Dataset entries
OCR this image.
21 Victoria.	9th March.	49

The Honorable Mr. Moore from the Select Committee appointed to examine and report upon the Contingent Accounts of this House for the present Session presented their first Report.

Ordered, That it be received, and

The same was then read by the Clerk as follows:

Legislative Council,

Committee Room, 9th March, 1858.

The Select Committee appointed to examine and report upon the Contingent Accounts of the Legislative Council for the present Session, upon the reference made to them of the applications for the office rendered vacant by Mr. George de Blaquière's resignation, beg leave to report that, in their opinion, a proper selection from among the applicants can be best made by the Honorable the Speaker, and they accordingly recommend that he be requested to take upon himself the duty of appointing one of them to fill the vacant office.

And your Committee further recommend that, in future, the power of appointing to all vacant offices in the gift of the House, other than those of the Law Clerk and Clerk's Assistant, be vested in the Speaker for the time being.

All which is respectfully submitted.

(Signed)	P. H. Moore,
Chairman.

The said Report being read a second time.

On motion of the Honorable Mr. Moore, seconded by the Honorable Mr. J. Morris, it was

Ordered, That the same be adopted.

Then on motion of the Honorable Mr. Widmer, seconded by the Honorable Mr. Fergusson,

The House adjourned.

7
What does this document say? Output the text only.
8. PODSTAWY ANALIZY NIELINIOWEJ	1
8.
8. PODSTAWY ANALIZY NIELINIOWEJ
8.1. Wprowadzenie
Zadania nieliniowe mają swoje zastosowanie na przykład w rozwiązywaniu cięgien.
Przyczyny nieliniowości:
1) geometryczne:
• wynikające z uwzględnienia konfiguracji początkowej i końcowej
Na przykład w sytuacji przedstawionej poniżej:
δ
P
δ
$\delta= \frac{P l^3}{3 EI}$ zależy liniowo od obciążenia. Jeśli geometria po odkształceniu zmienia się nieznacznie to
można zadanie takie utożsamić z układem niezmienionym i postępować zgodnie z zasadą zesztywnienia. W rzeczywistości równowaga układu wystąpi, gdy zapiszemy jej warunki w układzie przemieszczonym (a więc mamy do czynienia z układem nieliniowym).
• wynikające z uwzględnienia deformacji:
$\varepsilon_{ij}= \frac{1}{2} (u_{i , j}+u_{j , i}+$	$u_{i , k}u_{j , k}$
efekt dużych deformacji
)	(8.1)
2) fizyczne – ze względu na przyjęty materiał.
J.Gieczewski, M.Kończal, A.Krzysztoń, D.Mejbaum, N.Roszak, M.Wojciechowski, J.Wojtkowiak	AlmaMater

STATED GOAL.
Please reproduce every line of the material word for word.

SOLUTION BELOW.
OCR this image.
21 Victoria.	9th March.	49

The Honorable Mr. Moore from the Select Committee appointed to examine and report upon the Contingent Accounts of this House for the present Session presented their first Report.

Ordered, That it be received, and

The same was then read by the Clerk as follows:

Legislative Council,

Committee Room, 9th March, 1858.

The Select Committee appointed to examine and report upon the Contingent Accounts of the Legislative Council for the present Session, upon the reference made to them of the applications for the office rendered vacant by Mr. George de Blaquière's resignation, beg leave to report that, in their opinion, a proper selection from among the applicants can be best made by the Honorable the Speaker, and they accordingly recommend that he be requested to take upon himself the duty of appointing one of them to fill the vacant office.

And your Committee further recommend that, in future, the power of appointing to all vacant offices in the gift of the House, other than those of the Law Clerk and Clerk's Assistant, be vested in the Speaker for the time being.

All which is respectfully submitted.

(Signed)	P. H. Moore,
Chairman.

The said Report being read a second time.

On motion of the Honorable Mr. Moore, seconded by the Honorable Mr. J. Morris, it was

Ordered, That the same be adopted.

Then on motion of the Honorable Mr. Widmer, seconded by the Honorable Mr. Fergusson,

The House adjourned.

7
What does this document say? Output the text only.
8. PODSTAWY ANALIZY NIELINIOWEJ	1
8.
8. PODSTAWY ANALIZY NIELINIOWEJ
8.1. Wprowadzenie
Zadania nieliniowe mają swoje zastosowanie na przykład w rozwiązywaniu cięgien.
Przyczyny nieliniowości:
1) geometryczne:
• wynikające z uwzględnienia konfiguracji początkowej i końcowej
Na przykład w sytuacji przedstawionej poniżej:
δ
P
δ
$\delta= \frac{P l^3}{3 EI}$ zależy liniowo od obciążenia. Jeśli geometria po odkształceniu zmienia się nieznacznie to
można zadanie takie utożsamić z układem niezmienionym i postępować zgodnie z zasadą zesztywnienia. W rzeczywistości równowaga układu wystąpi, gdy zapiszemy jej warunki w układzie przemieszczonym (a więc mamy do czynienia z układem nieliniowym).
• wynikające z uwzględnienia deformacji:
$\varepsilon_{ij}= \frac{1}{2} (u_{i , j}+u_{j , i}+$	$u_{i , k}u_{j , k}$
efekt dużych deformacji
)	(8.1)
2) fizyczne – ze względu na przyjęty materiał.
J.Gieczewski, M.Kończal, A.Krzysztoń, D.Mejbaum, N.Roszak, M.Wojciechowski, J.Wojtkowiak	AlmaMater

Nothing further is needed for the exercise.